*EXERCISE*. Send back the entries below exactly as they appear.

*INPUT DATA*.
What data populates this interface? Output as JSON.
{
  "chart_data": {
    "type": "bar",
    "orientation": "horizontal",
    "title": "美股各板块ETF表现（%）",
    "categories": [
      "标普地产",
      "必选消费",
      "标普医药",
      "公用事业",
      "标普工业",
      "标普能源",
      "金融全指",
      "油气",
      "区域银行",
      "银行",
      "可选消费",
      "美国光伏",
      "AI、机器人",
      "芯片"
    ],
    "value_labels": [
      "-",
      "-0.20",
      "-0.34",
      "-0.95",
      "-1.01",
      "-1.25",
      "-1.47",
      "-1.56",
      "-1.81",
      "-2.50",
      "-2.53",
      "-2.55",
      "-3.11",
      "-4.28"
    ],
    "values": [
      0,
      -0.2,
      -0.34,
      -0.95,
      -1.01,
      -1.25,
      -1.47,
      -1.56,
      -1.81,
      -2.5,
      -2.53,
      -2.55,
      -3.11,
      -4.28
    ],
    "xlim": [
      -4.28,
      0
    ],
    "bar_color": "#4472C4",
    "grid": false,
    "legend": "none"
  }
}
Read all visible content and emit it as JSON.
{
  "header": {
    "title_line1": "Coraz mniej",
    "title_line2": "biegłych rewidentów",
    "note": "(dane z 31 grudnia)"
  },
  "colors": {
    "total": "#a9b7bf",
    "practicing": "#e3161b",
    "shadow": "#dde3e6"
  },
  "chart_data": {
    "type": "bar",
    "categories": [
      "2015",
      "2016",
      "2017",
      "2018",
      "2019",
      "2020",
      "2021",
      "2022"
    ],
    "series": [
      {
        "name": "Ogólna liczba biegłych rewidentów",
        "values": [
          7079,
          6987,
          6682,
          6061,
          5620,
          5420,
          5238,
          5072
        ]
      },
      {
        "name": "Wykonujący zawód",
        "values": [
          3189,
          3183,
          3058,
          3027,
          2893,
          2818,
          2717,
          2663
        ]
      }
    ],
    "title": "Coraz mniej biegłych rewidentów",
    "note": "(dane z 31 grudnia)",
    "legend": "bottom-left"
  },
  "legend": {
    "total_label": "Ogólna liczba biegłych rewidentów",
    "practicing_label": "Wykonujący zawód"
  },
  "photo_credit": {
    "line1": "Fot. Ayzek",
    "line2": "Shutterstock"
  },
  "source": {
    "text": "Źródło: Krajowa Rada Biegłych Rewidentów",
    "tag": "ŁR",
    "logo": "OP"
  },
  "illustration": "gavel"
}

*SOLUTION FOR THIS TASK*.
What data populates this interface? Output as JSON.
{
  "chart_data": {
    "type": "bar",
    "orientation": "horizontal",
    "title": "美股各板块ETF表现（%）",
    "categories": [
      "标普地产",
      "必选消费",
      "标普医药",
      "公用事业",
      "标普工业",
      "标普能源",
      "金融全指",
      "油气",
      "区域银行",
      "银行",
      "可选消费",
      "美国光伏",
      "AI、机器人",
      "芯片"
    ],
    "value_labels": [
      "-",
      "-0.20",
      "-0.34",
      "-0.95",
      "-1.01",
      "-1.25",
      "-1.47",
      "-1.56",
      "-1.81",
      "-2.50",
      "-2.53",
      "-2.55",
      "-3.11",
      "-4.28"
    ],
    "values": [
      0,
      -0.2,
      -0.34,
      -0.95,
      -1.01,
      -1.25,
      -1.47,
      -1.56,
      -1.81,
      -2.5,
      -2.53,
      -2.55,
      -3.11,
      -4.28
    ],
    "xlim": [
      -4.28,
      0
    ],
    "bar_color": "#4472C4",
    "grid": false,
    "legend": "none"
  }
}
Read all visible content and emit it as JSON.
{
  "header": {
    "title_line1": "Coraz mniej",
    "title_line2": "biegłych rewidentów",
    "note": "(dane z 31 grudnia)"
  },
  "colors": {
    "total": "#a9b7bf",
    "practicing": "#e3161b",
    "shadow": "#dde3e6"
  },
  "chart_data": {
    "type": "bar",
    "categories": [
      "2015",
      "2016",
      "2017",
      "2018",
      "2019",
      "2020",
      "2021",
      "2022"
    ],
    "series": [
      {
        "name": "Ogólna liczba biegłych rewidentów",
        "values": [
          7079,
          6987,
          6682,
          6061,
          5620,
          5420,
          5238,
          5072
        ]
      },
      {
        "name": "Wykonujący zawód",
        "values": [
          3189,
          3183,
          3058,
          3027,
          2893,
          2818,
          2717,
          2663
        ]
      }
    ],
    "title": "Coraz mniej biegłych rewidentów",
    "note": "(dane z 31 grudnia)",
    "legend": "bottom-left"
  },
  "legend": {
    "total_label": "Ogólna liczba biegłych rewidentów",
    "practicing_label": "Wykonujący zawód"
  },
  "photo_credit": {
    "line1": "Fot. Ayzek",
    "line2": "Shutterstock"
  },
  "source": {
    "text": "Źródło: Krajowa Rada Biegłych Rewidentów",
    "tag": "ŁR",
    "logo": "OP"
  },
  "illustration": "gavel"
}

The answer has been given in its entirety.